## Sumber
####################
Ketika Penderitaan Sebagai Suatu Proses
Who Am I?
Dulukala aku adalah suatu ketiadaan yang tidak
dapat disebut dengan sesuatu apapun, kemudian atas kekuasaan-Nya lah aku
tercipta. Melalui sebuh sel spermatozoid, dan mungin ini lah subtansi awal keberadaanku
yang dimana aku harus berjuang dengan ribuan bahkan jutaan sel spermatozoid
untuk mencApai induk telur.
Ketika pembuahan terjadi aku mengalami
beberapa perubahan bentuk sebagaimana firman-Nya “Kemudian air mani itu Kami jadikan segumpal darah, lalu segumpal darah itu Kami jadikan segumpal daging, dan segumpal daging itu Kami jadikan
tulang belulang, lalu tulang belulang itu Kami bungkus dengan daging. Kemudian
Kami jadikan dia makhluk yang (berbentuk) lain. Maka Maha sucilah Allah,
Pencipta Yang Paling Baik.(Qs. Al-Mu’minun:14).
####################
## Catatan Tersedia
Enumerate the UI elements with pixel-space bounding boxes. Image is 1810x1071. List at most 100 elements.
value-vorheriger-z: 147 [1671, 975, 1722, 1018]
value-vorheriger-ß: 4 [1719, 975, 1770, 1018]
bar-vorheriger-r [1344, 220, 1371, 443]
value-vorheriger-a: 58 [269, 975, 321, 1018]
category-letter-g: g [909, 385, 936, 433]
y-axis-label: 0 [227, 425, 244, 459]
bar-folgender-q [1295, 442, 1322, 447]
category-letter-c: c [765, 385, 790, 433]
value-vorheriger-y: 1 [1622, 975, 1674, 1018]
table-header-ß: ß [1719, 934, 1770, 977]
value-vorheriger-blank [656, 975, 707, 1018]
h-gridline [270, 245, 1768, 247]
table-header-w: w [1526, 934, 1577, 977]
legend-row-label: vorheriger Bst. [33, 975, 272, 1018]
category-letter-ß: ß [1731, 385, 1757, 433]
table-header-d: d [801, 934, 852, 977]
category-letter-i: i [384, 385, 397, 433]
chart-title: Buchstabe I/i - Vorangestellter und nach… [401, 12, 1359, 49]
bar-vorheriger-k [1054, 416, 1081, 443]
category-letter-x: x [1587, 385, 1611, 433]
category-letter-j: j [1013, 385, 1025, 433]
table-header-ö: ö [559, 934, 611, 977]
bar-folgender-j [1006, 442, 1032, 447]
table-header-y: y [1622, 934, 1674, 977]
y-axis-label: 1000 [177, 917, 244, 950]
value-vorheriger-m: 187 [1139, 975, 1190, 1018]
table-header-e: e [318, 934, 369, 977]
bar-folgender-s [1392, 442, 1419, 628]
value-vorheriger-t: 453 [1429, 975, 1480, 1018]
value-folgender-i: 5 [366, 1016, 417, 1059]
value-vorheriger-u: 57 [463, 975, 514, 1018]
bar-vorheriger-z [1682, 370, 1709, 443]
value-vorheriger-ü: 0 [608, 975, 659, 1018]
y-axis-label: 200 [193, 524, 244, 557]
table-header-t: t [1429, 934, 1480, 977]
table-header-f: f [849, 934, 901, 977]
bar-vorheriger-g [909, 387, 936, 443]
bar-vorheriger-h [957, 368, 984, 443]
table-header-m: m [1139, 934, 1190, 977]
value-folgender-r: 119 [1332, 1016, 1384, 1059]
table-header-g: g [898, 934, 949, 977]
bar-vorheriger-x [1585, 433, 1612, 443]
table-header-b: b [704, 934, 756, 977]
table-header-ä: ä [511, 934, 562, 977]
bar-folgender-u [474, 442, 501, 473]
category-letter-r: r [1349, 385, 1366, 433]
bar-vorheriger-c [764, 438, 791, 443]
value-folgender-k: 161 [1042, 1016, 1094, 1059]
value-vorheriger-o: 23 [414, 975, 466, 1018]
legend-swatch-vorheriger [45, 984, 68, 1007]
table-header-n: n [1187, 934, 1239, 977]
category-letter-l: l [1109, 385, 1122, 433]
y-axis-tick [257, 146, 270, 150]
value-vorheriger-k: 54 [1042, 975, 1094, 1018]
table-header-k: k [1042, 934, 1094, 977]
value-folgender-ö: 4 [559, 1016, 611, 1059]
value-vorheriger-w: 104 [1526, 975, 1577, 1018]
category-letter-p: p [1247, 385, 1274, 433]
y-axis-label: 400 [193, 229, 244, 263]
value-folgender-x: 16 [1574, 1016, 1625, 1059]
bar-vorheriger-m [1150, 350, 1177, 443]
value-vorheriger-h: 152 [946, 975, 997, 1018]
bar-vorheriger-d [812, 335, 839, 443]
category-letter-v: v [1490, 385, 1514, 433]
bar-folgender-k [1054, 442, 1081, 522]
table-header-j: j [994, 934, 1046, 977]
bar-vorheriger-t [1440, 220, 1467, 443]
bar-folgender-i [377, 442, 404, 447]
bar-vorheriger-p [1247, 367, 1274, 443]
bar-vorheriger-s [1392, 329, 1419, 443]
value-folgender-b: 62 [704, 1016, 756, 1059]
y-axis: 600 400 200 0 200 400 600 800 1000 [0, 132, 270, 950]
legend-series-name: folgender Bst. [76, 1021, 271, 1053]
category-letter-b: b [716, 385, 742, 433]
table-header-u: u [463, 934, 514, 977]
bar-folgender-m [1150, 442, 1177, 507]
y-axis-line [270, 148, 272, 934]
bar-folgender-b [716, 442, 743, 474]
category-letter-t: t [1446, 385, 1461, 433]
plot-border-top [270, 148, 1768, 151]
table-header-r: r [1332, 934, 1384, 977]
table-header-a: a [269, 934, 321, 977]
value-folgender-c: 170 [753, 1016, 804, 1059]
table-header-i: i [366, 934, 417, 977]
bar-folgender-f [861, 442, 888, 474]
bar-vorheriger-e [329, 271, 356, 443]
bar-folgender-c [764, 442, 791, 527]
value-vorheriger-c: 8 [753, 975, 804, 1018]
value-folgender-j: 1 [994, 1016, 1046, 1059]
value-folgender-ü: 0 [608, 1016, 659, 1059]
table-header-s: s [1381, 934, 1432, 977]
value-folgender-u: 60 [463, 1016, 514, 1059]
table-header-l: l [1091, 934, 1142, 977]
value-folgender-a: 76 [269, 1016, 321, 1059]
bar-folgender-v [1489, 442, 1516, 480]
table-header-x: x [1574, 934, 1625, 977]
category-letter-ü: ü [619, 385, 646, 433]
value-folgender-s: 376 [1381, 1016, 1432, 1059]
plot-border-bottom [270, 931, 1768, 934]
####################
## Petunjuk Tugas
1 - Salinlah secara persis bagian teks renungan tentang asal-usul diri di antara "Dulukala aku adalah" dan "Paling Baik.(Qs. Al-Mu’minun:14).", termasuk kedua batas tersebut.
2 - Tuliskan lanjutan teks renungan tentang asal-usul diri, dimulai setelah kalimat terakhir yang ditampilkan.

## Jawaban Setiap Tugas
1 -
Dulukala aku adalah suatu ketiadaan yang tidak
dapat disebut dengan sesuatu apapun, kemudian atas kekuasaan-Nya lah aku
tercipta. Melalui sebuh sel spermatozoid, dan mungin ini lah subtansi awal keberadaanku
yang dimana aku harus berjuang dengan ribuan bahkan jutaan sel spermatozoid
untuk mencApai induk telur.
Ketika pembuahan terjadi aku mengalami
beberapa perubahan bentuk sebagaimana firman-Nya “Kemudian air mani itu Kami jadikan segumpal darah, lalu segumpal darah itu Kami jadikan segumpal daging, dan segumpal daging itu Kami jadikan
tulang belulang, lalu tulang belulang itu Kami bungkus dengan daging. Kemudian
Kami jadikan dia makhluk yang (berbentuk) lain. Maka Maha sucilah Allah,
Pencipta Yang Paling Baik.(Qs. Al-Mu’minun:14).

2 -
Hingga sampailah pada usia 4 bulanku
di dalam rahim, ketika itu Rabb Penguasa Alam mengadakan perjanjian dengan ku,
dengan sesuatu yang sangat hina ini yang tidak mampu berbuat apa-apa. Kemudian
Dia berdialog seraya berfirman “Bukankan
aku ini Tuhanmu?”, lalu aku dan setiap jabang bayi yang berada dalam
kandungan mejawab “Betul (Engkau Tuhan
kami), kami menjadi saksi.”. kesanggupanku atas perjanjian itu mejnjadikan
akau sebagai bagian dari orang-orang yang pemberari, karena ini merupakan ujian fase awal eksistensiku di
dunia yaitu dunia rahim untuk menuju dunia yang lebih kompleks dan penuh dengan
penderitaan yaitu dunia fana.
I Was Born and Life
Aku sangat bersyukur dan sekaligus
bangga dapat terlahir ke dunia yang fana ini, meskipun pada awal kelahirannku
diiringi dengan jerit tangis yang melengking-lengking mungkin itu suatu
ekspresi atau isyarat ketakutanku akan adanya berbagai penderitaan dan cobaan
yang akan dihadapi.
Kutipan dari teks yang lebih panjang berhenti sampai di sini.